- [Work instructions]
Locate the lines that hold the string "right". Copy every such line.

** start Given data **

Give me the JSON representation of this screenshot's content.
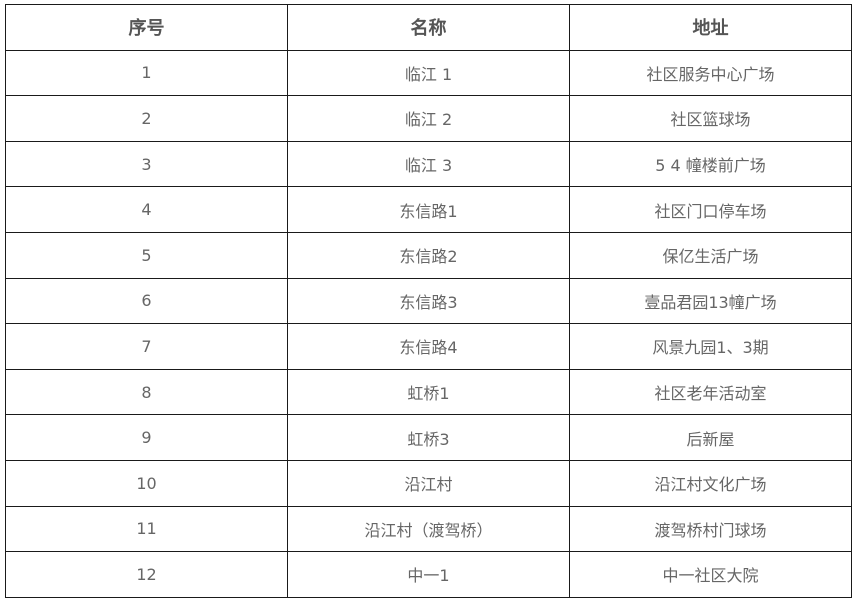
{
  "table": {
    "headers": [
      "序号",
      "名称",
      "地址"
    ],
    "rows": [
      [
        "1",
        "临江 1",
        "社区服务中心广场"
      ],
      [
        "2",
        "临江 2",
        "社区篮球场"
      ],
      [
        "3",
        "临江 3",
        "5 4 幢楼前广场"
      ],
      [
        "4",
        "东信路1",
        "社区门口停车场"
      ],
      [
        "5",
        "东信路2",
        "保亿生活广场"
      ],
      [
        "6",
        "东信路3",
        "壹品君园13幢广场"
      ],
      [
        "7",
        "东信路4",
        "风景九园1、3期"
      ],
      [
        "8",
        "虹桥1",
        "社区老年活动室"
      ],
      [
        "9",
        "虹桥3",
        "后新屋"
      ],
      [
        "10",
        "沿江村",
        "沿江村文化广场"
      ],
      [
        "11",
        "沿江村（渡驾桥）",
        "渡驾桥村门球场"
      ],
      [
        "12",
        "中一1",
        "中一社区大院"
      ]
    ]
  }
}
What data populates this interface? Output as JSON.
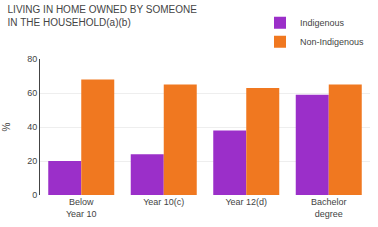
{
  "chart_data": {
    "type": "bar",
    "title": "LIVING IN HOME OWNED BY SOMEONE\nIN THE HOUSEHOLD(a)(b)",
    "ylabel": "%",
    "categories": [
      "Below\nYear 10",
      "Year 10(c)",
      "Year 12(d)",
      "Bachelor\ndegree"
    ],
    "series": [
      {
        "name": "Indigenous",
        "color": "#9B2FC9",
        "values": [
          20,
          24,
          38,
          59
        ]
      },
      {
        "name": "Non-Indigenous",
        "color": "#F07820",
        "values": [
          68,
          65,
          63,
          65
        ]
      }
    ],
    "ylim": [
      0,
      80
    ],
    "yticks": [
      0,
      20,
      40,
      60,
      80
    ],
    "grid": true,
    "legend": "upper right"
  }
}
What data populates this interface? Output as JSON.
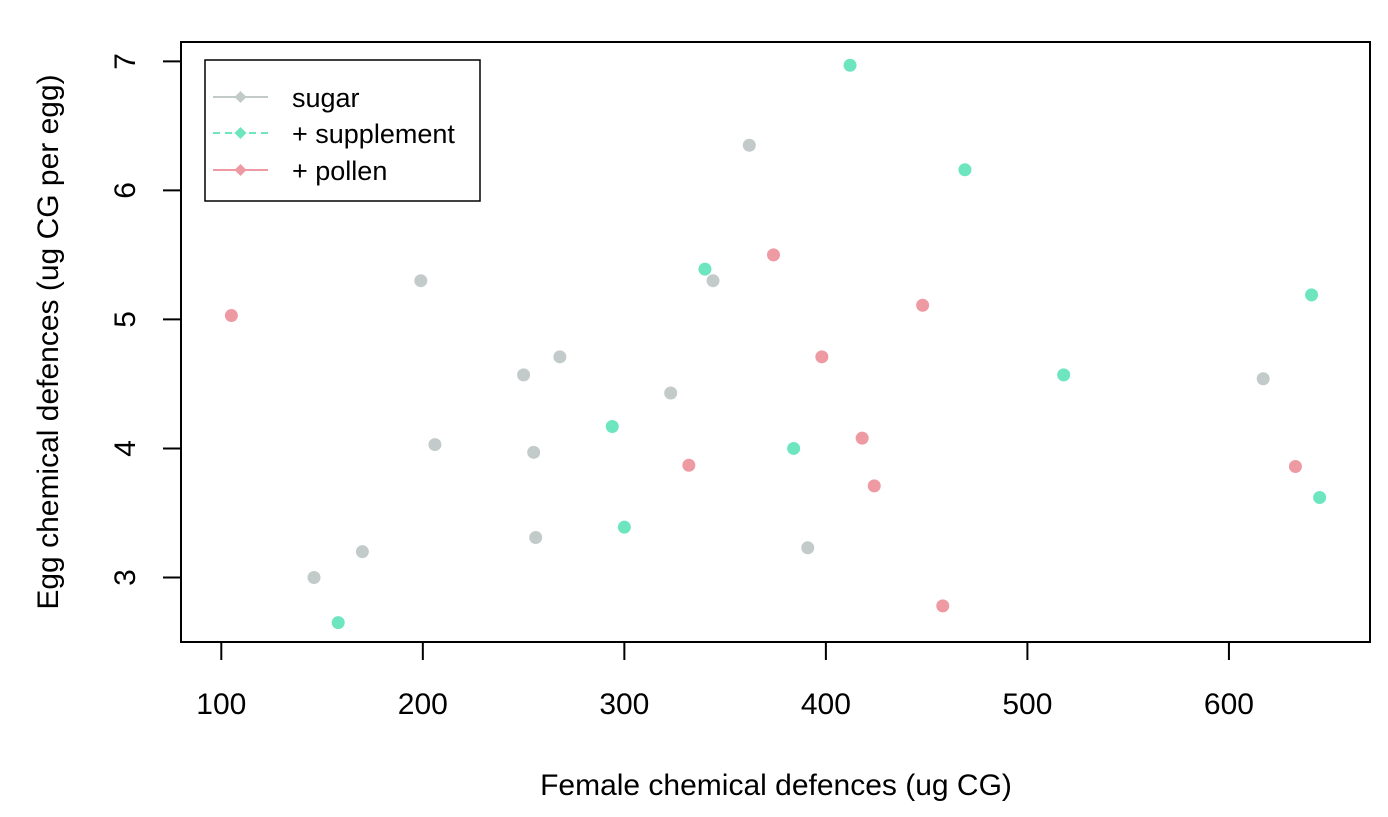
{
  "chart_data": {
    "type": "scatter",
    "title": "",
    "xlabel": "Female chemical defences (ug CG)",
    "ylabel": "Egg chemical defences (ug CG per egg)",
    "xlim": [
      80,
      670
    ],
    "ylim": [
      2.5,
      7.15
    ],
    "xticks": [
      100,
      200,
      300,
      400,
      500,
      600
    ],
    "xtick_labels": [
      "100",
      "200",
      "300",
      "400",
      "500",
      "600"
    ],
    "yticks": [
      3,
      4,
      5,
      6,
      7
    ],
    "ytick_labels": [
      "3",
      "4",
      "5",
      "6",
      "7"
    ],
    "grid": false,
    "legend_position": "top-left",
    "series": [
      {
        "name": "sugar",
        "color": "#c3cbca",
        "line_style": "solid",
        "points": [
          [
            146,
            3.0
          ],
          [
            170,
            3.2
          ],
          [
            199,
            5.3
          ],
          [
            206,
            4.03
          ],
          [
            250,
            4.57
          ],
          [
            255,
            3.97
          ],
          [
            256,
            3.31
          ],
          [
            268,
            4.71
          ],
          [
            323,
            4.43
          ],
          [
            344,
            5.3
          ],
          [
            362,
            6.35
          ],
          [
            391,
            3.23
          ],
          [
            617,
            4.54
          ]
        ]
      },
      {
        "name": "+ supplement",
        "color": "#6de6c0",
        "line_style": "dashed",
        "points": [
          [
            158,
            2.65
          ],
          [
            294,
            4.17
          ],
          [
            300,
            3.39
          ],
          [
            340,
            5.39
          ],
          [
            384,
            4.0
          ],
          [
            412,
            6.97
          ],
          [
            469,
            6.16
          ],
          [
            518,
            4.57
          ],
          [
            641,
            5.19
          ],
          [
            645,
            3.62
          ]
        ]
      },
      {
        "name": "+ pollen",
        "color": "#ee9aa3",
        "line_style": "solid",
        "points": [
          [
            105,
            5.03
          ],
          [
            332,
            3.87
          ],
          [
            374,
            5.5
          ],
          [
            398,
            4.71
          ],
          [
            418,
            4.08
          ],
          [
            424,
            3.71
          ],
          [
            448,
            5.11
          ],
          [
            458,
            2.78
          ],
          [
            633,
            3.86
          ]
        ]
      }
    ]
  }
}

** end Given data **
** start Given data **

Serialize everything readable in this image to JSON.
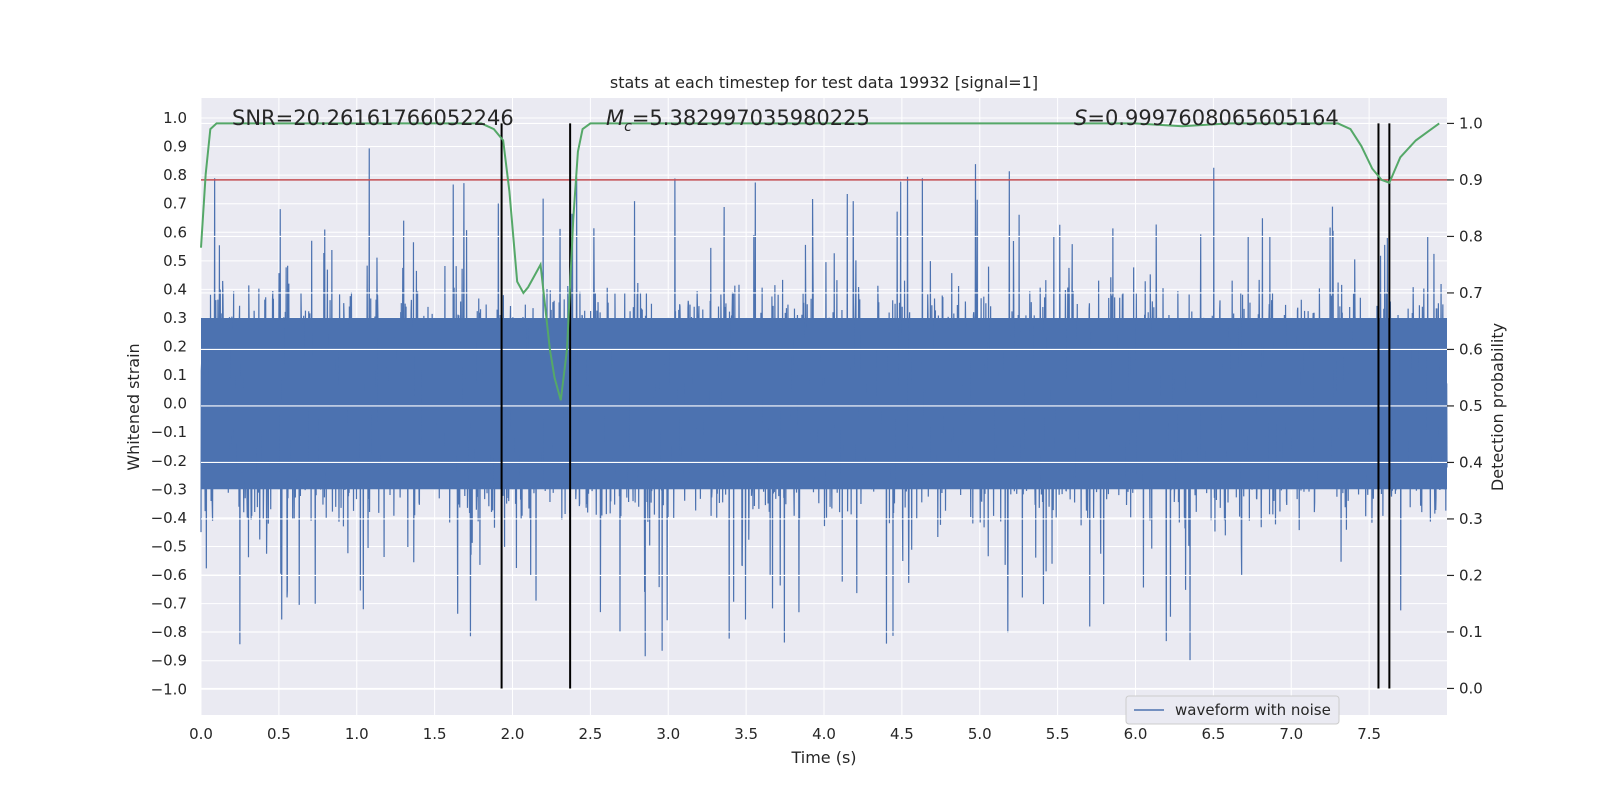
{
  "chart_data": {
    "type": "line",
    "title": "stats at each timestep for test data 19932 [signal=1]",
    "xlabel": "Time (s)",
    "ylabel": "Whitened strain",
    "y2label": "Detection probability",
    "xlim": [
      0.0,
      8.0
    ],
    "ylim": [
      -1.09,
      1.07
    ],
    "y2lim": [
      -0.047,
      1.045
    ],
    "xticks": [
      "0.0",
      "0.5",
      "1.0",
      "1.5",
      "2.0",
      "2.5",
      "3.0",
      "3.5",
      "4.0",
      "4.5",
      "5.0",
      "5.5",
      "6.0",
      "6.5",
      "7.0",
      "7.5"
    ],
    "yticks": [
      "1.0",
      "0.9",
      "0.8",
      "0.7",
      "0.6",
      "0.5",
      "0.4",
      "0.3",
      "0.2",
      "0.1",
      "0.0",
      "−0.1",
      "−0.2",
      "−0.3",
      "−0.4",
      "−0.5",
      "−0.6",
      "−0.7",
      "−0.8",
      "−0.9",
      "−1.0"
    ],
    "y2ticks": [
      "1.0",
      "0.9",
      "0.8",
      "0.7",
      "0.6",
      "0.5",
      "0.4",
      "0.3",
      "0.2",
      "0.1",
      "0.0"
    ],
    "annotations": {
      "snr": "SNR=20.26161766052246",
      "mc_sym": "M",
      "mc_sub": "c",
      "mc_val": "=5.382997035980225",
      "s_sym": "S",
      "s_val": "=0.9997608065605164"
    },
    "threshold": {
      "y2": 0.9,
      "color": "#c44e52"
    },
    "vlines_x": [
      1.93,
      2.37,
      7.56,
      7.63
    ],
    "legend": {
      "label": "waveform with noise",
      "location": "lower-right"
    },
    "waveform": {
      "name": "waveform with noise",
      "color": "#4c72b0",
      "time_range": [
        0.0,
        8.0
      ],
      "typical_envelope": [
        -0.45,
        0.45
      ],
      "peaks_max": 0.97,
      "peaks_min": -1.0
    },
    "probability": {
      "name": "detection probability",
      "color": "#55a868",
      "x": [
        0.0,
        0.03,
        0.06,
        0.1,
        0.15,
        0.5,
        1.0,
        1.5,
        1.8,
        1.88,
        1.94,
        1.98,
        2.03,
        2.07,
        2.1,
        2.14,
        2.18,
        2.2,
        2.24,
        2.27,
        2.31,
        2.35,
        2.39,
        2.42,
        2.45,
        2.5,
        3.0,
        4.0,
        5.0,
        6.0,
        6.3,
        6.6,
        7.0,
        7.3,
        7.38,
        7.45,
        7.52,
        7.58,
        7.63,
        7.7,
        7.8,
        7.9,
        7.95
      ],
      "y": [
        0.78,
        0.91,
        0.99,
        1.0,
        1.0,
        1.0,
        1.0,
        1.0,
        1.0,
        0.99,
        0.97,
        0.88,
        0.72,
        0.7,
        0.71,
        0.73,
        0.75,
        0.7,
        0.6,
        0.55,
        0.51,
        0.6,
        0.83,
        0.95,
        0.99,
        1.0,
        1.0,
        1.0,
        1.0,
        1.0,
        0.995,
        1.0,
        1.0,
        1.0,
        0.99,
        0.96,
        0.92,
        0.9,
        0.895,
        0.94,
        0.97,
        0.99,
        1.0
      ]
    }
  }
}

** end Given data **

- [Reply to the task]
    "legend": "upper right"
      "location": "lower-right"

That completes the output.